**REQUIREMENTS**: Copy out each line of the listing that has the word "java" in it.

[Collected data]
• • • •
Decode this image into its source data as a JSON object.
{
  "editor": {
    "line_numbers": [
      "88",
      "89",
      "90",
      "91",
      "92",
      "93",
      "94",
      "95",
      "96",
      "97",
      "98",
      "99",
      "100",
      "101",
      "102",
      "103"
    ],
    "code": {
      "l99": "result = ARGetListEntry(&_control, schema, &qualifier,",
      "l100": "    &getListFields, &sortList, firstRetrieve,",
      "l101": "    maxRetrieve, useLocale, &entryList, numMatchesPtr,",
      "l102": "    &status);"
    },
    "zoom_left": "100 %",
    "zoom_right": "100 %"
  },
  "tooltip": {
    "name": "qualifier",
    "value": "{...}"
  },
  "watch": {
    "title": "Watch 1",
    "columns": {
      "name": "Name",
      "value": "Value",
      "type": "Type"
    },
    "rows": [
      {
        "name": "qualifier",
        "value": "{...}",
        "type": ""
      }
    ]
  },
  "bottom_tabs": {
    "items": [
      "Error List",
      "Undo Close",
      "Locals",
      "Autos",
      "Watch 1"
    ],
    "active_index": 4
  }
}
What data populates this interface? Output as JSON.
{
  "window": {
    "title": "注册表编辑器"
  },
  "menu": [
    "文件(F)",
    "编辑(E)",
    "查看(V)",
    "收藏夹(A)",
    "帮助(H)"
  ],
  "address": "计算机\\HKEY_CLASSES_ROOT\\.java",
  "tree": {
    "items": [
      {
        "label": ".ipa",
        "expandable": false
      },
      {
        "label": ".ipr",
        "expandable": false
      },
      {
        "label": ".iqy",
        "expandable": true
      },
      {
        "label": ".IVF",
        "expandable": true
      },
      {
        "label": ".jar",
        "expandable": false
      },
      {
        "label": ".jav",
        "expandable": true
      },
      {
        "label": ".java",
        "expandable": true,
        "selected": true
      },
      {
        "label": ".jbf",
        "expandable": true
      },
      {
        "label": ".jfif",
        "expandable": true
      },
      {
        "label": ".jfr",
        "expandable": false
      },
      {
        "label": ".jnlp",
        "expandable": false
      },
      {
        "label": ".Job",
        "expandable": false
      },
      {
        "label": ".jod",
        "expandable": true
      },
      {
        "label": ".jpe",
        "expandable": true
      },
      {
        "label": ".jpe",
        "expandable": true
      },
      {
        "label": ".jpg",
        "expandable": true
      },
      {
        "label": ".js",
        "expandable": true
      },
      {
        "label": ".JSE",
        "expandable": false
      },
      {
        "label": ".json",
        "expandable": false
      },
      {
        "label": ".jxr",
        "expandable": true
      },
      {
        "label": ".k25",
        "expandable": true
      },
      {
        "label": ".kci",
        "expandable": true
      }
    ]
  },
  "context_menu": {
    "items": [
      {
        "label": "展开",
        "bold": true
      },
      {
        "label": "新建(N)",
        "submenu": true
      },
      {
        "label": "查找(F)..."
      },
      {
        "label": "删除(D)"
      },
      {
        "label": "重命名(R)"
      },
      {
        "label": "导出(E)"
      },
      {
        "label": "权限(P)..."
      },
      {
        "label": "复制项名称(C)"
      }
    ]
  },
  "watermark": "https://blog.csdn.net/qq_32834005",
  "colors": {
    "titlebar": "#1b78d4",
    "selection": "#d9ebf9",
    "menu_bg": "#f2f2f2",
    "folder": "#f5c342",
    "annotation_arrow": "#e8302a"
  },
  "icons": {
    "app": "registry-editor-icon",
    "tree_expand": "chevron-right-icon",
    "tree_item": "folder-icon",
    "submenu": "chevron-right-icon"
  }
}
• • • •
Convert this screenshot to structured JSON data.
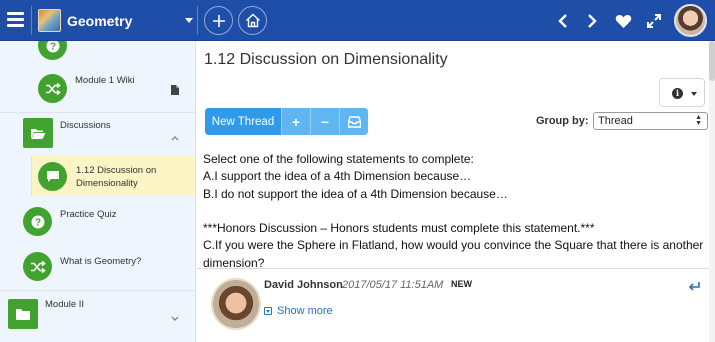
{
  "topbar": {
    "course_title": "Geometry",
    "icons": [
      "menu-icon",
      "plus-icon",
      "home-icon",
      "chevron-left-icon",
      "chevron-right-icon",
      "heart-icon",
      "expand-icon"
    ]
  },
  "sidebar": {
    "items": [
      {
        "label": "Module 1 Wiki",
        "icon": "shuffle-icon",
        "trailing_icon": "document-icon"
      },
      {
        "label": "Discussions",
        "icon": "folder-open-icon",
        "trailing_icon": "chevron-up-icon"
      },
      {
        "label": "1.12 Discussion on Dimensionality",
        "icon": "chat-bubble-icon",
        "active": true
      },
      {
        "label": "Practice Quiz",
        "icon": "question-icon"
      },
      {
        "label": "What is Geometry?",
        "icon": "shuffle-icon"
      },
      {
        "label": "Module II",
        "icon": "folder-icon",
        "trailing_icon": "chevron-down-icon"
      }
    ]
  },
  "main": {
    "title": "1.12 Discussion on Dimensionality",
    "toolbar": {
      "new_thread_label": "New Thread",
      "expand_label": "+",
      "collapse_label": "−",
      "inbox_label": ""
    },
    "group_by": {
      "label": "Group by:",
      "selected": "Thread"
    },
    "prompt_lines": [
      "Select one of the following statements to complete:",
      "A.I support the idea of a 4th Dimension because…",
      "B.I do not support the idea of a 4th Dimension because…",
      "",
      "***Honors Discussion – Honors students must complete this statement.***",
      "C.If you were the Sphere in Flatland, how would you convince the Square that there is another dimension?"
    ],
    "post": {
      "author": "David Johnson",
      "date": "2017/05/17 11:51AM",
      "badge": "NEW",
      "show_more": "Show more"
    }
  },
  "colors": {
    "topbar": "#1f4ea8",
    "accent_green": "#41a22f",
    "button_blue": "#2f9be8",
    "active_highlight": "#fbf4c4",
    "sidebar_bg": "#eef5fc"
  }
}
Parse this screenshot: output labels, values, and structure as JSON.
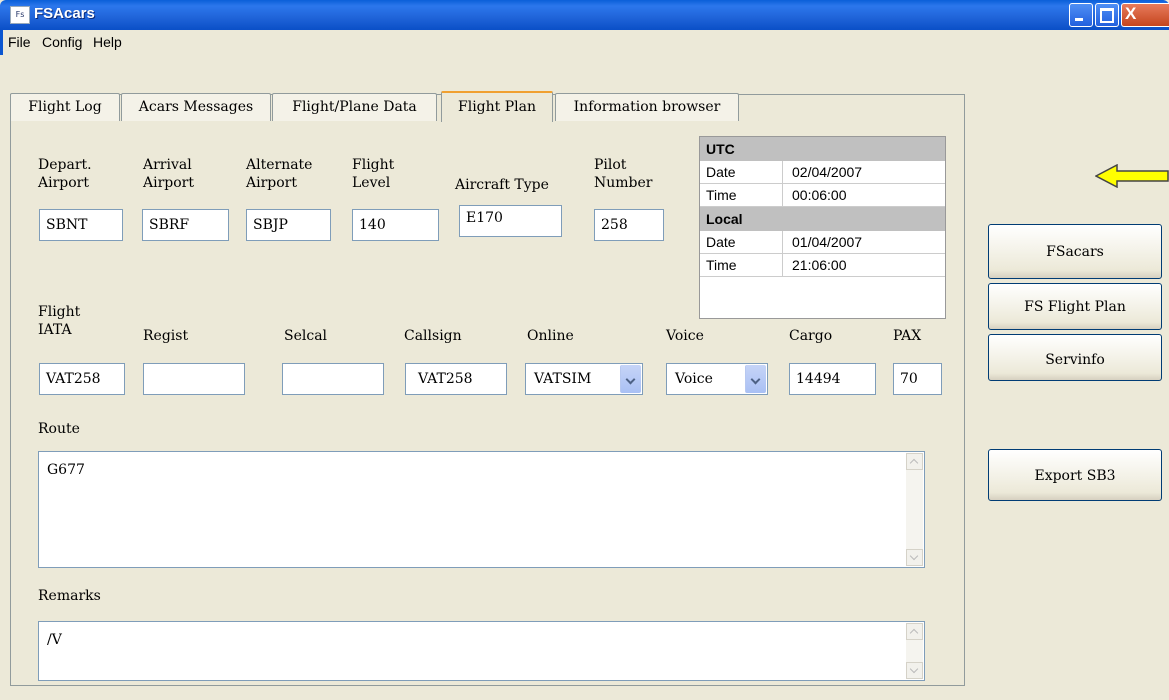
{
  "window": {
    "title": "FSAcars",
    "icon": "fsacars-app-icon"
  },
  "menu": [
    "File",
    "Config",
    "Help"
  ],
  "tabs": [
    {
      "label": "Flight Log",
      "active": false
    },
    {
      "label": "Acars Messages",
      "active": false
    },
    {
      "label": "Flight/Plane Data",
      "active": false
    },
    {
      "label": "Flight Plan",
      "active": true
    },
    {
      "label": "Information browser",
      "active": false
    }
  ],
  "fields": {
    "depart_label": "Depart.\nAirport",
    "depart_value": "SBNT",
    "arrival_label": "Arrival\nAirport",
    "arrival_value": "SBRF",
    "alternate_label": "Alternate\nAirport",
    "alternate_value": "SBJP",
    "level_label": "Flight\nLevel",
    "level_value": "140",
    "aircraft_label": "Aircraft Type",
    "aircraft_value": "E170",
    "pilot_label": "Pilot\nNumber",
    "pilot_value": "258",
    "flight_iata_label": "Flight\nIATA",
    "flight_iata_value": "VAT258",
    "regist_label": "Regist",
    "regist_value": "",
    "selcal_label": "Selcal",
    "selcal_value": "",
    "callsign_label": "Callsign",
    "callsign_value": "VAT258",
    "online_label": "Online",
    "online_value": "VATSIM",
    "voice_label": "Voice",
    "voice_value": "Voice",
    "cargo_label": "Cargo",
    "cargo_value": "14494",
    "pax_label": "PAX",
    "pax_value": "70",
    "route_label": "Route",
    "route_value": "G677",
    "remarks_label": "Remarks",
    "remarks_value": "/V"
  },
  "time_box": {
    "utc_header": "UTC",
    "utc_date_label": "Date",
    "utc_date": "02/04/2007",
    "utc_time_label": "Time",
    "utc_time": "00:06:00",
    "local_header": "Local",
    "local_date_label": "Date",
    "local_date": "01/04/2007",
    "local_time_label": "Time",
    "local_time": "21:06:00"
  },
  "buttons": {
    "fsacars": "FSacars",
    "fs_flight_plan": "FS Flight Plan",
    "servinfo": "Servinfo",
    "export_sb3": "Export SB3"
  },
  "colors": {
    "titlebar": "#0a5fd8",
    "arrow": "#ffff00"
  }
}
• • • •
**SOLUTION FOR THIS PROBLEM**:
  "address": "计算机\\HKEY_CLASSES_ROOT\\.java",
        "label": ".java",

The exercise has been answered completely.